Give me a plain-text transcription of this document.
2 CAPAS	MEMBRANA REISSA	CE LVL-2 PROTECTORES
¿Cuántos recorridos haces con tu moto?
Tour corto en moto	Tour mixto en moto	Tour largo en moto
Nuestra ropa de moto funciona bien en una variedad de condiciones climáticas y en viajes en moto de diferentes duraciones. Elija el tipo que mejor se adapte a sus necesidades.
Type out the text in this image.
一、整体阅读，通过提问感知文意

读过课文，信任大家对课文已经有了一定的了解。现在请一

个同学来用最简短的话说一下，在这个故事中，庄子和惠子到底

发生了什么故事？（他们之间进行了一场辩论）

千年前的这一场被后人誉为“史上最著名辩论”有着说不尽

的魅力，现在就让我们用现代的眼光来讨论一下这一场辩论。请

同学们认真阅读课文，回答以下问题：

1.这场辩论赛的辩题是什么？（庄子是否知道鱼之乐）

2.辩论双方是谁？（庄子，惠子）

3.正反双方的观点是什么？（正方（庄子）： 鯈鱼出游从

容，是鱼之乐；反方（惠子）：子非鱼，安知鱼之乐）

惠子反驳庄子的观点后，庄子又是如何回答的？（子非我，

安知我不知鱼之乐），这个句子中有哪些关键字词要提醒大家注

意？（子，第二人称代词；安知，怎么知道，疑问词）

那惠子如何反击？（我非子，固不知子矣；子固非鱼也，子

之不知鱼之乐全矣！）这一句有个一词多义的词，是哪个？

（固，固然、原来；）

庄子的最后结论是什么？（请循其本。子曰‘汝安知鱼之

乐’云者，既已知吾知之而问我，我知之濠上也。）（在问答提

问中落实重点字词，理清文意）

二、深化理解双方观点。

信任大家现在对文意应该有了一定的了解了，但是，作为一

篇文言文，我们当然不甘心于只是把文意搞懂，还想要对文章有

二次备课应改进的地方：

==

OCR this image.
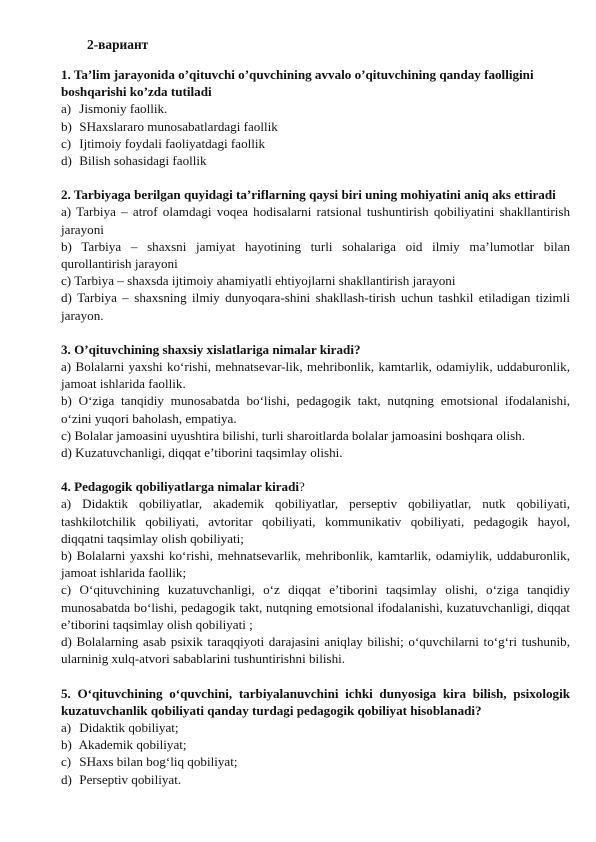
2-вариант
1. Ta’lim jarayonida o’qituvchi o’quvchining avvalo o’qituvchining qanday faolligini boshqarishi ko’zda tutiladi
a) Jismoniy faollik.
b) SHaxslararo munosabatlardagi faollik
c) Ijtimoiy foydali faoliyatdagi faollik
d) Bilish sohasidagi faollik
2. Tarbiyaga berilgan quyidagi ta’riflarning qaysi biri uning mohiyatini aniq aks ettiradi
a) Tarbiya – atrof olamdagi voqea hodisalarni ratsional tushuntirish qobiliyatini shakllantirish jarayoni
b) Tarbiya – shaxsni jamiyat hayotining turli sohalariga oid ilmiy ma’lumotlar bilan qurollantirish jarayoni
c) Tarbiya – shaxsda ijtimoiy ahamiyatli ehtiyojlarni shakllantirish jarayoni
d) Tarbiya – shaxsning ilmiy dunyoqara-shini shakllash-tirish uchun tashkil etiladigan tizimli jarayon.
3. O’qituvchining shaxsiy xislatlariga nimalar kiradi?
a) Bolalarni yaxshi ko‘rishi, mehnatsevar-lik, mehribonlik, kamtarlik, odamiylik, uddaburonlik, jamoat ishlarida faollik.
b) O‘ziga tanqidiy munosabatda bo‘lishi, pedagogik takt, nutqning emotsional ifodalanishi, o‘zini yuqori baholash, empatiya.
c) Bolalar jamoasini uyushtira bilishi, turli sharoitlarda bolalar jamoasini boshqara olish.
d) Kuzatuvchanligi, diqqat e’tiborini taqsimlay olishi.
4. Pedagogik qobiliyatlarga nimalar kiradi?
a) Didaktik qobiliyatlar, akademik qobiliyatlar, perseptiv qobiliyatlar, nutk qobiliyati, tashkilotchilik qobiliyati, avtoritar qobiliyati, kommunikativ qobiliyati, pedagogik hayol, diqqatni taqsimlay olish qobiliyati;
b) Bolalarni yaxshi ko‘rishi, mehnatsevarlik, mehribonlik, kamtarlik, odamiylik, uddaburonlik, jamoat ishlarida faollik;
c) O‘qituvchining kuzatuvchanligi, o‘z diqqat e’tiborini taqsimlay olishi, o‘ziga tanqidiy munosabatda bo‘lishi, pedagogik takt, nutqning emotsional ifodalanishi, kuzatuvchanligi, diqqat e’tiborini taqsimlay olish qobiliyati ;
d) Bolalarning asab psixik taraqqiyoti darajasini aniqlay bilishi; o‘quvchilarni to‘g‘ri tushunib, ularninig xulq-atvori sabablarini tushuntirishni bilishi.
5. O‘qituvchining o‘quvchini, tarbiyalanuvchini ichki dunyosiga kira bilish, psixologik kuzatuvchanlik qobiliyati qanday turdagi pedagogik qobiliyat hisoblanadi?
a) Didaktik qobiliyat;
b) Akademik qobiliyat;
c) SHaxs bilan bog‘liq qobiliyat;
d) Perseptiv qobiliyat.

Objective — Copy each line from the records above that includes the string "mehribonlik".

Answer for the task —
a) Bolalarni yaxshi ko‘rishi, mehnatsevar-lik, mehribonlik, kamtarlik, odamiylik, uddaburonlik, jamoat ishlarida faollik.
b) Bolalarni yaxshi ko‘rishi, mehnatsevarlik, mehribonlik, kamtarlik, odamiylik, uddaburonlik, jamoat ishlarida faollik;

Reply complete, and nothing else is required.